:: Quellenauszug ::
Faktische Gründe der Regierung für ihre Entscheidung

Neben den formalen Begründungen gibt es jedoch auch faktische Gründe, warum die PSOE den politischen Verschleiß in Kauf nimmt, der sie zumindest zwischenzeitlich landesweit in den Umfragen abrutschen lässt. Denn in mehreren Umfragen hat die PP mittlerweile die PSOE in der Wählergunst überholt. Laut einer am 5. Juli von der Zeitung “El Mundo” veröffentlichten Umfrage kommt die PP aktuell auf 29,4% Unterstützung und 130 Mandate – 41 mehr als bei den Wahlen 2019. Die PSOE erhielte 25,9% und käme statt bisher 120 nur noch auf 103 Mandate. Vox erhielte einen Anteil von 14,4% der Stimmen und Podemos als viertstärkste Kraft 10,5%. Ciudadanos, die sich vorrübergehend als eine Partei der bürgerlichen Mitte zu etablieren schien, erhielt nur noch 2,5% der Stimmen und ein einziges Mandat.

Die Umfragen spiegeln auf gesamtspanischer Ebene einerseits das breite Maß der Ablehnung der Begnadigung wider, das auch von vielen PSOE-Anhängern und -Mitgliedern geteilt wird, sowie andererseits die Aussicht, dass Ministerpräsident Sánchez weiterhin die Stimmen der nationalistischen Regionalparteien aus Katalonien und dem Baskenland braucht, um Gesetzesvorhaben verabschieden zu können, für die eine absolute Mehrheit im Parlament notwendig ist. In erster Linie geht es dabei um den jährlichen Staatshaushalt.

Seinem Regierungspartner Unidas-Podemos kommt die Begnadigung entgegen, weil diese linkspopulistische Partei die nationalistischen Kräfte der Peripherie stärkt um ihr Ziel zu verfolgen, Spanien in einen plurinationalen Staat zu transformieren. Mit diesem Plurinationalismus will Podemos erreichen, dass sich die Gliedeinheiten aufgrund ethnischer und sprachlicher Charakteristika voneinander abgrenzen und die Kompetenzen zwischen dem Zentralstaat und den einzelnen „Nationen“ je nach Verhandlungsgeschick asymmetrisch verteilt werden. Alle „Nationen“ sollen dabei die Möglichkeit erhalten, ein bilaterales Verhältnis zu Spanien zu begründen. Ein Rat der Autonomen Regionen bliebe parallel bestehen, verlöre aber an Bedeutung. Als Resultat wäre für Podemos eine Konföderation kleiner ethnisch ausdifferenzierter „Nationen“ auf dem Gebiet Spaniens denkbar. Der Plurinationalismus und die Ablehnung der demokratischen Transition Spaniens sind zwei Haupttriebfedern der politischen Ideologie von Podemos, weshalb die Partei zentripedale politische Bewegungen stets unterstützt (selbst wenn es, wie bspw. im Falle des Aufstiegs des Bloque Nacionalista Galego in Galizien, die eigene Partei in solchen Regionen obsolet zu werden lassen droht).
:::
:: Vorliegende Angaben ::
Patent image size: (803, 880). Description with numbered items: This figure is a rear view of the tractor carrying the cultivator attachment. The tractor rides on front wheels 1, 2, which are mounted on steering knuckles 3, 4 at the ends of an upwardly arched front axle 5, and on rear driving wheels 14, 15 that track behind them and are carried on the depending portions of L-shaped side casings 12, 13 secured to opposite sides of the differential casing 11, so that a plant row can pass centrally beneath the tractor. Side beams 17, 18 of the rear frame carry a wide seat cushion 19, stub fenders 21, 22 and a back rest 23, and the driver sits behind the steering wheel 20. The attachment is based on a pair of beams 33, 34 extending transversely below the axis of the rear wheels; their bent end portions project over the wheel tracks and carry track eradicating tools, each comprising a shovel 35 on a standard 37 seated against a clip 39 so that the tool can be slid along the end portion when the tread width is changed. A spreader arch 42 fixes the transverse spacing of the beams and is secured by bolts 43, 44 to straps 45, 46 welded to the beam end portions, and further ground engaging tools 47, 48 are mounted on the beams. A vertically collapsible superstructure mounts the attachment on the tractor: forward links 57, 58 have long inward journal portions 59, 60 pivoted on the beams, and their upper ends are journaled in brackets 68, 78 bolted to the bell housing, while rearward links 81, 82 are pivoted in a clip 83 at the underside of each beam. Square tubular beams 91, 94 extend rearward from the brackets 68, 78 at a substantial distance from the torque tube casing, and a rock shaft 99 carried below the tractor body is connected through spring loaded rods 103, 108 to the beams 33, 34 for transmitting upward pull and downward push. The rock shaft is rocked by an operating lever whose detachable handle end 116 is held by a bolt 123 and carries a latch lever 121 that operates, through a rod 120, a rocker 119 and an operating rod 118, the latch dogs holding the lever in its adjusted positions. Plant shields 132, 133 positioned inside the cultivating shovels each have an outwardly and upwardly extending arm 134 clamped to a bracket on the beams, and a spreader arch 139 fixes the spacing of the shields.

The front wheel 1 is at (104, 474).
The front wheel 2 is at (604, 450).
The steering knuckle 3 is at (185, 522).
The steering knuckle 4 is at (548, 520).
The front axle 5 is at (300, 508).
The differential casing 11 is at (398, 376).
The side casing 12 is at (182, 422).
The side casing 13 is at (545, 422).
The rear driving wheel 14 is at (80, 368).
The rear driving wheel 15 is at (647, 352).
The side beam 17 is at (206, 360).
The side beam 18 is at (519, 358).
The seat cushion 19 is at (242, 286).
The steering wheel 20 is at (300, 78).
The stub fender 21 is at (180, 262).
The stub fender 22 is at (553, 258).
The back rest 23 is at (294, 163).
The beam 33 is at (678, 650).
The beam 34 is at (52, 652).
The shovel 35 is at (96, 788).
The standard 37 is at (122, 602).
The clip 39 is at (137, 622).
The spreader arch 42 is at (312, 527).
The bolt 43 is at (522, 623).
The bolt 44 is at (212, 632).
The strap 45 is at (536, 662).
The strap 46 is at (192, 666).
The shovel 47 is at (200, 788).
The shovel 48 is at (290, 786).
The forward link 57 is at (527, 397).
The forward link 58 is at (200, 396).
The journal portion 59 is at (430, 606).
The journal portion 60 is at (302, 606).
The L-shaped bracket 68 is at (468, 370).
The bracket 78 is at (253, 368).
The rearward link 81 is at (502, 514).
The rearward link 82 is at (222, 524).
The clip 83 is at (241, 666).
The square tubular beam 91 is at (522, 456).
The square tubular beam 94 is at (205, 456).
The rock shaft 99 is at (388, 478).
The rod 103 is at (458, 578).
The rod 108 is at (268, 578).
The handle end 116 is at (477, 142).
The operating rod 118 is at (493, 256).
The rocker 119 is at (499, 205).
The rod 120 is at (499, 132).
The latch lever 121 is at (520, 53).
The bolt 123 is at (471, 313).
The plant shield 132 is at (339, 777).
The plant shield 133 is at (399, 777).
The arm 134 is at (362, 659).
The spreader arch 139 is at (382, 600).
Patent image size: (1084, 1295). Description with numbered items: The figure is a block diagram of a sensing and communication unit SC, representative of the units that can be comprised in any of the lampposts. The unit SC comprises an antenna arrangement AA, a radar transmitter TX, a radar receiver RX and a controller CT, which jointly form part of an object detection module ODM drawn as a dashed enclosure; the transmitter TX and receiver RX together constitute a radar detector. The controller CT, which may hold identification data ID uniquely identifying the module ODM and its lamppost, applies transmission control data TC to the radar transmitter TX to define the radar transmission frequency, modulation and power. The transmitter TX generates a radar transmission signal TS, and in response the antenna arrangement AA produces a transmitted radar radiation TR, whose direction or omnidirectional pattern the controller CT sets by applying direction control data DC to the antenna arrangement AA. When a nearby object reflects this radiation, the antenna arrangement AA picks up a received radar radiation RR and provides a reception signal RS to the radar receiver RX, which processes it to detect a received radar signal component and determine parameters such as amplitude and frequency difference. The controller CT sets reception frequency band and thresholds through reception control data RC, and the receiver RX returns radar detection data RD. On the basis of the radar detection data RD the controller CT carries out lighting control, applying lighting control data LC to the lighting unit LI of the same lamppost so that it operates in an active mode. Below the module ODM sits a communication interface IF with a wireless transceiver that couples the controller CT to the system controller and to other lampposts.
:::
> _Zielsetzung_
Geben Sie aus dem Quellenauszug über die Begnadigung in Spanien den Abschnitt wortgetreu wieder, der mit den Worten „Faktische Gründe der“ einsetzt und mit „ein einziges Mandat.“ schließt. Die Einträge sind hierfür ohne Belang.

> _Lösung_
Faktische Gründe der Regierung für ihre Entscheidung

Neben den formalen Begründungen gibt es jedoch auch faktische Gründe, warum die PSOE den politischen Verschleiß in Kauf nimmt, der sie zumindest zwischenzeitlich landesweit in den Umfragen abrutschen lässt. Denn in mehreren Umfragen hat die PP mittlerweile die PSOE in der Wählergunst überholt. Laut einer am 5. Juli von der Zeitung “El Mundo” veröffentlichten Umfrage kommt die PP aktuell auf 29,4% Unterstützung und 130 Mandate – 41 mehr als bei den Wahlen 2019. Die PSOE erhielte 25,9% und käme statt bisher 120 nur noch auf 103 Mandate. Vox erhielte einen Anteil von 14,4% der Stimmen und Podemos als viertstärkste Kraft 10,5%. Ciudadanos, die sich vorrübergehend als eine Partei der bürgerlichen Mitte zu etablieren schien, erhielt nur noch 2,5% der Stimmen und ein einziges Mandat.